## What the task requires
The data below is to be returned in full and exactly.

(Data entries)
* START *

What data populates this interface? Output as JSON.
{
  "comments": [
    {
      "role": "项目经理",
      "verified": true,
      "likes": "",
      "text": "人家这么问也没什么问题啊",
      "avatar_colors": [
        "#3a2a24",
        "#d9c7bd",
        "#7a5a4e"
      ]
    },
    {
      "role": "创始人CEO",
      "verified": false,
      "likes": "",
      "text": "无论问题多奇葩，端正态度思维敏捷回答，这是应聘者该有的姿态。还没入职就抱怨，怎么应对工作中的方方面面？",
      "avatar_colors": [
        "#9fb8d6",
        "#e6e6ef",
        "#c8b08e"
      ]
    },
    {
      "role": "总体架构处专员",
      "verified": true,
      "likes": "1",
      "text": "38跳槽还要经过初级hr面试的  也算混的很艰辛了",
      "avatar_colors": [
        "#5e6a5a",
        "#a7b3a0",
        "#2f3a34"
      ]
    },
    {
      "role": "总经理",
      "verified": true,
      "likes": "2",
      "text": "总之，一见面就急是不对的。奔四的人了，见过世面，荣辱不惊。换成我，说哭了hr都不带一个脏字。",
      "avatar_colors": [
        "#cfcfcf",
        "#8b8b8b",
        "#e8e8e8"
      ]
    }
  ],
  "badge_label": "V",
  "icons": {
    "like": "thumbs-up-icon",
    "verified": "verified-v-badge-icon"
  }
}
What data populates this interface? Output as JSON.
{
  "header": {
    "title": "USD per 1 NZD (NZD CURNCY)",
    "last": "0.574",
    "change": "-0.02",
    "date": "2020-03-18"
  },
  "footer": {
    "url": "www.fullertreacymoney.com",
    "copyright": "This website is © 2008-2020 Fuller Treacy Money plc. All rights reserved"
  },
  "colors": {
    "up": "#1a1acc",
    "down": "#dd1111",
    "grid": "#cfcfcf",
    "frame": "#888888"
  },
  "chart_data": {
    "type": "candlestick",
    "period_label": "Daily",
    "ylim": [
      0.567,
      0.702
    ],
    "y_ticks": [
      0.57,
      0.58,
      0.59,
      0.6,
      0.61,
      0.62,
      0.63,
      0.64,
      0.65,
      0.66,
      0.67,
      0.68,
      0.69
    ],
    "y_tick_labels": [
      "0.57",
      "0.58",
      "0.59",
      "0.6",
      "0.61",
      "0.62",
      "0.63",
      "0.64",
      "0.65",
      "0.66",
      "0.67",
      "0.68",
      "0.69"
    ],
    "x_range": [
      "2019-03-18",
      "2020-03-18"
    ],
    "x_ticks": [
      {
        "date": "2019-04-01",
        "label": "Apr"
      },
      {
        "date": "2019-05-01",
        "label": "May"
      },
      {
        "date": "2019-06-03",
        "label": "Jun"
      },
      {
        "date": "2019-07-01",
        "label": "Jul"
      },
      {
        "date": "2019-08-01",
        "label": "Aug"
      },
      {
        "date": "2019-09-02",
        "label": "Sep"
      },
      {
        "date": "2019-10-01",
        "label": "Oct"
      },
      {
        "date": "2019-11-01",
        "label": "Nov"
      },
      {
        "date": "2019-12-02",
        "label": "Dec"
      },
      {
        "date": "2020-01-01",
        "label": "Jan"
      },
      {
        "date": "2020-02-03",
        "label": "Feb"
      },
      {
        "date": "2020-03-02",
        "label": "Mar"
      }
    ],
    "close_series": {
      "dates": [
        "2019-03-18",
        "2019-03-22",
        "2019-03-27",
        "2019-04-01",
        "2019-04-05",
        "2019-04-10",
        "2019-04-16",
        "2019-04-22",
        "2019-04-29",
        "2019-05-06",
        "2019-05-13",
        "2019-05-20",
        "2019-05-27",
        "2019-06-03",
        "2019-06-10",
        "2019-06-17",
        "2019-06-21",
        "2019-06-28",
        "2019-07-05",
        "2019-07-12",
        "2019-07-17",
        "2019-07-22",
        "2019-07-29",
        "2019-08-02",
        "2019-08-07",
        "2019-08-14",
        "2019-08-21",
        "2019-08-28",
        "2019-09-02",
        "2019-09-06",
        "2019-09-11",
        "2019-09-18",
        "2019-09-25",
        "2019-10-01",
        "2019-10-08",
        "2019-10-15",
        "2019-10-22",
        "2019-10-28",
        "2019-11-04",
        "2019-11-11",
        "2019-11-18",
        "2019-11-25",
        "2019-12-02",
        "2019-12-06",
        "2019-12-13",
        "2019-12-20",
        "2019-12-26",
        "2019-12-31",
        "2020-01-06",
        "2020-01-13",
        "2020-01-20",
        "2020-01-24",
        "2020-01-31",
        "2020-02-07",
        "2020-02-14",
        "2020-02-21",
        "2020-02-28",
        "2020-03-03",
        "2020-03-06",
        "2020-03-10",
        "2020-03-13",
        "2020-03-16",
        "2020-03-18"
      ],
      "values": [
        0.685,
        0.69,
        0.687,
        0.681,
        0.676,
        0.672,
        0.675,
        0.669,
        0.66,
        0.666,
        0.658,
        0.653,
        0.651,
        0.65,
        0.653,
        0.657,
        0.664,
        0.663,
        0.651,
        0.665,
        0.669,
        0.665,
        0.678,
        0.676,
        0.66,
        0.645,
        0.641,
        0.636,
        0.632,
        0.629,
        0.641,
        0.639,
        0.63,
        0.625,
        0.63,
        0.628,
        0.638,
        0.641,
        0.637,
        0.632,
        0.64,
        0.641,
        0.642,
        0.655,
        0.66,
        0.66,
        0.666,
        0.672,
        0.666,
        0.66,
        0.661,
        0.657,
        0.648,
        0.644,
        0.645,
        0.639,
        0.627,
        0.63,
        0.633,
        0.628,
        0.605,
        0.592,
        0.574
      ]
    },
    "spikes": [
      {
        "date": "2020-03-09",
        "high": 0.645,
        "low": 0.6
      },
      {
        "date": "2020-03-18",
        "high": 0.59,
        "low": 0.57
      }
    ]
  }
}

* END *

## Result of the exercise
What data populates this interface? Output as JSON.
{
  "comments": [
    {
      "role": "项目经理",
      "verified": true,
      "likes": "",
      "text": "人家这么问也没什么问题啊",
      "avatar_colors": [
        "#3a2a24",
        "#d9c7bd",
        "#7a5a4e"
      ]
    },
    {
      "role": "创始人CEO",
      "verified": false,
      "likes": "",
      "text": "无论问题多奇葩，端正态度思维敏捷回答，这是应聘者该有的姿态。还没入职就抱怨，怎么应对工作中的方方面面？",
      "avatar_colors": [
        "#9fb8d6",
        "#e6e6ef",
        "#c8b08e"
      ]
    },
    {
      "role": "总体架构处专员",
      "verified": true,
      "likes": "1",
      "text": "38跳槽还要经过初级hr面试的  也算混的很艰辛了",
      "avatar_colors": [
        "#5e6a5a",
        "#a7b3a0",
        "#2f3a34"
      ]
    },
    {
      "role": "总经理",
      "verified": true,
      "likes": "2",
      "text": "总之，一见面就急是不对的。奔四的人了，见过世面，荣辱不惊。换成我，说哭了hr都不带一个脏字。",
      "avatar_colors": [
        "#cfcfcf",
        "#8b8b8b",
        "#e8e8e8"
      ]
    }
  ],
  "badge_label": "V",
  "icons": {
    "like": "thumbs-up-icon",
    "verified": "verified-v-badge-icon"
  }
}
What data populates this interface? Output as JSON.
{
  "header": {
    "title": "USD per 1 NZD (NZD CURNCY)",
    "last": "0.574",
    "change": "-0.02",
    "date": "2020-03-18"
  },
  "footer": {
    "url": "www.fullertreacymoney.com",
    "copyright": "This website is © 2008-2020 Fuller Treacy Money plc. All rights reserved"
  },
  "colors": {
    "up": "#1a1acc",
    "down": "#dd1111",
    "grid": "#cfcfcf",
    "frame": "#888888"
  },
  "chart_data": {
    "type": "candlestick",
    "period_label": "Daily",
    "ylim": [
      0.567,
      0.702
    ],
    "y_ticks": [
      0.57,
      0.58,
      0.59,
      0.6,
      0.61,
      0.62,
      0.63,
      0.64,
      0.65,
      0.66,
      0.67,
      0.68,
      0.69
    ],
    "y_tick_labels": [
      "0.57",
      "0.58",
      "0.59",
      "0.6",
      "0.61",
      "0.62",
      "0.63",
      "0.64",
      "0.65",
      "0.66",
      "0.67",
      "0.68",
      "0.69"
    ],
    "x_range": [
      "2019-03-18",
      "2020-03-18"
    ],
    "x_ticks": [
      {
        "date": "2019-04-01",
        "label": "Apr"
      },
      {
        "date": "2019-05-01",
        "label": "May"
      },
      {
        "date": "2019-06-03",
        "label": "Jun"
      },
      {
        "date": "2019-07-01",
        "label": "Jul"
      },
      {
        "date": "2019-08-01",
        "label": "Aug"
      },
      {
        "date": "2019-09-02",
        "label": "Sep"
      },
      {
        "date": "2019-10-01",
        "label": "Oct"
      },
      {
        "date": "2019-11-01",
        "label": "Nov"
      },
      {
        "date": "2019-12-02",
        "label": "Dec"
      },
      {
        "date": "2020-01-01",
        "label": "Jan"
      },
      {
        "date": "2020-02-03",
        "label": "Feb"
      },
      {
        "date": "2020-03-02",
        "label": "Mar"
      }
    ],
    "close_series": {
      "dates": [
        "2019-03-18",
        "2019-03-22",
        "2019-03-27",
        "2019-04-01",
        "2019-04-05",
        "2019-04-10",
        "2019-04-16",
        "2019-04-22",
        "2019-04-29",
        "2019-05-06",
        "2019-05-13",
        "2019-05-20",
        "2019-05-27",
        "2019-06-03",
        "2019-06-10",
        "2019-06-17",
        "2019-06-21",
        "2019-06-28",
        "2019-07-05",
        "2019-07-12",
        "2019-07-17",
        "2019-07-22",
        "2019-07-29",
        "2019-08-02",
        "2019-08-07",
        "2019-08-14",
        "2019-08-21",
        "2019-08-28",
        "2019-09-02",
        "2019-09-06",
        "2019-09-11",
        "2019-09-18",
        "2019-09-25",
        "2019-10-01",
        "2019-10-08",
        "2019-10-15",
        "2019-10-22",
        "2019-10-28",
        "2019-11-04",
        "2019-11-11",
        "2019-11-18",
        "2019-11-25",
        "2019-12-02",
        "2019-12-06",
        "2019-12-13",
        "2019-12-20",
        "2019-12-26",
        "2019-12-31",
        "2020-01-06",
        "2020-01-13",
        "2020-01-20",
        "2020-01-24",
        "2020-01-31",
        "2020-02-07",
        "2020-02-14",
        "2020-02-21",
        "2020-02-28",
        "2020-03-03",
        "2020-03-06",
        "2020-03-10",
        "2020-03-13",
        "2020-03-16",
        "2020-03-18"
      ],
      "values": [
        0.685,
        0.69,
        0.687,
        0.681,
        0.676,
        0.672,
        0.675,
        0.669,
        0.66,
        0.666,
        0.658,
        0.653,
        0.651,
        0.65,
        0.653,
        0.657,
        0.664,
        0.663,
        0.651,
        0.665,
        0.669,
        0.665,
        0.678,
        0.676,
        0.66,
        0.645,
        0.641,
        0.636,
        0.632,
        0.629,
        0.641,
        0.639,
        0.63,
        0.625,
        0.63,
        0.628,
        0.638,
        0.641,
        0.637,
        0.632,
        0.64,
        0.641,
        0.642,
        0.655,
        0.66,
        0.66,
        0.666,
        0.672,
        0.666,
        0.66,
        0.661,
        0.657,
        0.648,
        0.644,
        0.645,
        0.639,
        0.627,
        0.63,
        0.633,
        0.628,
        0.605,
        0.592,
        0.574
      ]
    },
    "spikes": [
      {
        "date": "2020-03-09",
        "high": 0.645,
        "low": 0.6
      },
      {
        "date": "2020-03-18",
        "high": 0.59,
        "low": 0.57
      }
    ]
  }
}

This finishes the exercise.